# [Supplied text]
===

Business Info discovers the benefits of modern time and attendance systems.

Keeping track of employees’ time and attendance can be an administrative nightmare for HR, but today it doesn’t have to be. Businesses can massively simplify the process by utilising advanced time and attendance systems, and demand for such systems is on the up. According to a report by Technavio 1, the global market for attendance management systems is set to grow at a CAGR of 10% to 2020.

Neil Pickering, Customer and Insight Manager, Kronos
Neil Pickering, Customer and Insight Manager, Kronos

For Neil Pickering, customer and industry insight manager at Kronos, saving time is one of the biggest benefits of automating time and attendance management.

“Employees are an organisation’s most valuable asset and its most controllable expense. Yet many organisations still rely on manual, semi-automated or disparate systems to track employee time and attendance. An automated time and attendance solution simplifies previously time-consuming administrative tasks, such as approving timesheets, ensuring accuracy of time entry and correcting exceptions, responding to time-off requests, and managing schedules,” he said.

Pickering added: “Using an automated system will help to streamline these processes for managers, while also increasing efficiency and productivity, as time can be spent on activities that add more business value, rather than administration. By drilling into the data, managers can start to understand where efficiency gains can be made, enabling them to utilise workers as efficiently as possible to meet demand, reduce unnecessary overtime and drive greater business performance.”

===

# [Written problem a]
Answer these about the time and attendance article:
(i) What annual growth rate does the Technavio report give for the global attendance management systems market to 2020?
(ii) What two things does Pickering call employees?
(iii) Which kind of overtime does he say managers can reduce?
The time and attendance article has no connection to the listing that comes after it.

===

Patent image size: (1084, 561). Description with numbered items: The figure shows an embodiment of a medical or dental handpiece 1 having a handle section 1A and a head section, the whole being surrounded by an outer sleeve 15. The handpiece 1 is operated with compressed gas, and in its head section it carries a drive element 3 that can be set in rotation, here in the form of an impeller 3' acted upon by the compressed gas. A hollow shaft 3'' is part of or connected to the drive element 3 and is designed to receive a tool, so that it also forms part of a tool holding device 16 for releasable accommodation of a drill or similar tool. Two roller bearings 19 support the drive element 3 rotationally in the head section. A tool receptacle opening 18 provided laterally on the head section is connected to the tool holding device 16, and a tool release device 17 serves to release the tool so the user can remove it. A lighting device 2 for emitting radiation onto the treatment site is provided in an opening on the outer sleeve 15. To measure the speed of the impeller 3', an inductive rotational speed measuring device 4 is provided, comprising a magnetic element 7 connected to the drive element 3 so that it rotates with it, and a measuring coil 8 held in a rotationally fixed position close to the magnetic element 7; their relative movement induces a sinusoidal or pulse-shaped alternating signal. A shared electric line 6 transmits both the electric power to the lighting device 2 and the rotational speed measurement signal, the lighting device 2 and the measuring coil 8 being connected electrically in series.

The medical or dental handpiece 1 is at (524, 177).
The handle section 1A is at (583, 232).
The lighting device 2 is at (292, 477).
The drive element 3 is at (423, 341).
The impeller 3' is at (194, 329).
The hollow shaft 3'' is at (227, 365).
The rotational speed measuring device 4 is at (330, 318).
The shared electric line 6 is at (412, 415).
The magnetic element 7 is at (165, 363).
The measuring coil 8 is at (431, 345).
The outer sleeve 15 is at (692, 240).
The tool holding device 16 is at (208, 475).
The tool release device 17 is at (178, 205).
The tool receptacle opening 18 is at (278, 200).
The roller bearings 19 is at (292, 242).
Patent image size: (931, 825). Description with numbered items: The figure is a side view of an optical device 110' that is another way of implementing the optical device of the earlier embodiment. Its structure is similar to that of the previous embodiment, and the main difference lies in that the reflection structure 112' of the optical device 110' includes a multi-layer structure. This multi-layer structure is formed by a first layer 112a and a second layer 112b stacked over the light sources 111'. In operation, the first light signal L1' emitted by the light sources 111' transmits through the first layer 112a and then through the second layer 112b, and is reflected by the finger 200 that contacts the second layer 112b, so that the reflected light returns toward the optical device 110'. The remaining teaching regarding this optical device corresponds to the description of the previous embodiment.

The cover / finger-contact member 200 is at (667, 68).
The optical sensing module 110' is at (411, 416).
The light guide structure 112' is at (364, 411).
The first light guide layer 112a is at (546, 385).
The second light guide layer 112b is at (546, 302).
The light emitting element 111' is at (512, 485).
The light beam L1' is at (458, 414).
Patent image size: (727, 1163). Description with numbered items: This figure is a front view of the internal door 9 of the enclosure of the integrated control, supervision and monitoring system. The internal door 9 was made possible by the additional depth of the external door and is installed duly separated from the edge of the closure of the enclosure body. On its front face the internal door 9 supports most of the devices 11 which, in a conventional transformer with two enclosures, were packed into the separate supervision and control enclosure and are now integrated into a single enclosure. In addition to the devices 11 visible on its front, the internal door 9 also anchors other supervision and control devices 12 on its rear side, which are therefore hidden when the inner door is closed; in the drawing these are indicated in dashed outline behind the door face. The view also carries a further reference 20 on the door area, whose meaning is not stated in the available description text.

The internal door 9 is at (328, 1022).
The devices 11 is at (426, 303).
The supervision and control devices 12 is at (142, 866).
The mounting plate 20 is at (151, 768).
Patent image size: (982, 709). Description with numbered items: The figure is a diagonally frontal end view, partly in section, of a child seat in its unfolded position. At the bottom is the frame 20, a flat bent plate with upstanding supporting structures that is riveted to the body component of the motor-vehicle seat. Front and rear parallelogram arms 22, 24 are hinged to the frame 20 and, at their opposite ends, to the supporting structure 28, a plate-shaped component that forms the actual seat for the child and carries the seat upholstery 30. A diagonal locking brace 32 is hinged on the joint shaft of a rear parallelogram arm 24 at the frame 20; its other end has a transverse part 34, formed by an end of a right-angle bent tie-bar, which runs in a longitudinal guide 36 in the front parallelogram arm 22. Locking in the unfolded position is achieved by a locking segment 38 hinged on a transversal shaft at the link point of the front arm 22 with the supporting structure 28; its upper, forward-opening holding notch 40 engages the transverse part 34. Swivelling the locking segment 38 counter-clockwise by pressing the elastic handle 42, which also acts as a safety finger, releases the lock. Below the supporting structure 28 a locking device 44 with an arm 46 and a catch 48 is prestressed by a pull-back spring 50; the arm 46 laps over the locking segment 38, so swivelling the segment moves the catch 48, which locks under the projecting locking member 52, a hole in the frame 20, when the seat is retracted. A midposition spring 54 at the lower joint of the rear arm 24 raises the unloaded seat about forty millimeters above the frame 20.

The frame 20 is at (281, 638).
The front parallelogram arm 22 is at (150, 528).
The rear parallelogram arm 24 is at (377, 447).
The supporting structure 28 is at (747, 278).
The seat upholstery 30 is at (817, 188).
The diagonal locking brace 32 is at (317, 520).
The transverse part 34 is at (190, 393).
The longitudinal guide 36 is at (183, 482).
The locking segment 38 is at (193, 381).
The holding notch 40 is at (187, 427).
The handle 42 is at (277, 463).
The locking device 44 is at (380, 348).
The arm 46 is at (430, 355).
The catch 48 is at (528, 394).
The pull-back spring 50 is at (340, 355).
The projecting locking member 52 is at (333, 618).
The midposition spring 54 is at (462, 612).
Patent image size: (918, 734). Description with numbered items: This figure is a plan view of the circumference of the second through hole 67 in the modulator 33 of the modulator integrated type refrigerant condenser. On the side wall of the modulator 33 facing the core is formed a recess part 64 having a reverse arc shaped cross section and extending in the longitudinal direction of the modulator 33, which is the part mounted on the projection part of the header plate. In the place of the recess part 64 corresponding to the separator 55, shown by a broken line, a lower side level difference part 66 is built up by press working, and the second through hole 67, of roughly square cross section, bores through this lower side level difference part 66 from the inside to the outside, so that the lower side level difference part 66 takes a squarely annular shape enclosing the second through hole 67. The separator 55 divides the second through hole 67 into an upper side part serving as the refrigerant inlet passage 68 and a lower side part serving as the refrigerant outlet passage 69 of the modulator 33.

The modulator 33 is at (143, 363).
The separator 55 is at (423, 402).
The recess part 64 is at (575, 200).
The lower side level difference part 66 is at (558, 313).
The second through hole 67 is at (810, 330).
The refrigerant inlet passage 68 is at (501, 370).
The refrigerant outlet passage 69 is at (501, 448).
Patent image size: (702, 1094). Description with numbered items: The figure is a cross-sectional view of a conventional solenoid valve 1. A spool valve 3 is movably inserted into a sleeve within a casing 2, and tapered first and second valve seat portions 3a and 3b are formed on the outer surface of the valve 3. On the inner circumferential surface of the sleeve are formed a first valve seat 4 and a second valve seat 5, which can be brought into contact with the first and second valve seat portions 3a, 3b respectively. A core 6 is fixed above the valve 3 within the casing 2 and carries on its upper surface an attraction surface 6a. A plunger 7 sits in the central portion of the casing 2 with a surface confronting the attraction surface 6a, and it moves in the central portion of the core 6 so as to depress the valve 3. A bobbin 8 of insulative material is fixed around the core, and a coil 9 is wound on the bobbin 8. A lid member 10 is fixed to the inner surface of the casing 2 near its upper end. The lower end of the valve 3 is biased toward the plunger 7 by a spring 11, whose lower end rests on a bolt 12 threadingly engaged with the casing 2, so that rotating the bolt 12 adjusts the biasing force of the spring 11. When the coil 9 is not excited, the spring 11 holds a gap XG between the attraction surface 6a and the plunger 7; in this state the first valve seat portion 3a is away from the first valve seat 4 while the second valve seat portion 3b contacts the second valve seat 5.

===

# [Written problem b]
Could you quote the listing from its first line up to and including the line that contains "The roller bearings 19 is at (292, 242)."?

# [Worked answer a]
(i) A CAGR of 10%.
(ii) An organisation's most valuable asset and its most controllable expense.
(iii) Unnecessary overtime.

# [Worked answer b]
Patent image size: (1084, 561). Description with numbered items: The figure shows an embodiment of a medical or dental handpiece 1 having a handle section 1A and a head section, the whole being surrounded by an outer sleeve 15. The handpiece 1 is operated with compressed gas, and in its head section it carries a drive element 3 that can be set in rotation, here in the form of an impeller 3' acted upon by the compressed gas. A hollow shaft 3'' is part of or connected to the drive element 3 and is designed to receive a tool, so that it also forms part of a tool holding device 16 for releasable accommodation of a drill or similar tool. Two roller bearings 19 support the drive element 3 rotationally in the head section. A tool receptacle opening 18 provided laterally on the head section is connected to the tool holding device 16, and a tool release device 17 serves to release the tool so the user can remove it. A lighting device 2 for emitting radiation onto the treatment site is provided in an opening on the outer sleeve 15. To measure the speed of the impeller 3', an inductive rotational speed measuring device 4 is provided, comprising a magnetic element 7 connected to the drive element 3 so that it rotates with it, and a measuring coil 8 held in a rotationally fixed position close to the magnetic element 7; their relative movement induces a sinusoidal or pulse-shaped alternating signal. A shared electric line 6 transmits both the electric power to the lighting device 2 and the rotational speed measurement signal, the lighting device 2 and the measuring coil 8 being connected electrically in series.

The medical or dental handpiece 1 is at (524, 177).
The handle section 1A is at (583, 232).
The lighting device 2 is at (292, 477).
The drive element 3 is at (423, 341).
The impeller 3' is at (194, 329).
The hollow shaft 3'' is at (227, 365).
The rotational speed measuring device 4 is at (330, 318).
The shared electric line 6 is at (412, 415).
The magnetic element 7 is at (165, 363).
The measuring coil 8 is at (431, 345).
The outer sleeve 15 is at (692, 240).
The tool holding device 16 is at (208, 475).
The tool release device 17 is at (178, 205).
The tool receptacle opening 18 is at (278, 200).
The roller bearings 19 is at (292, 242).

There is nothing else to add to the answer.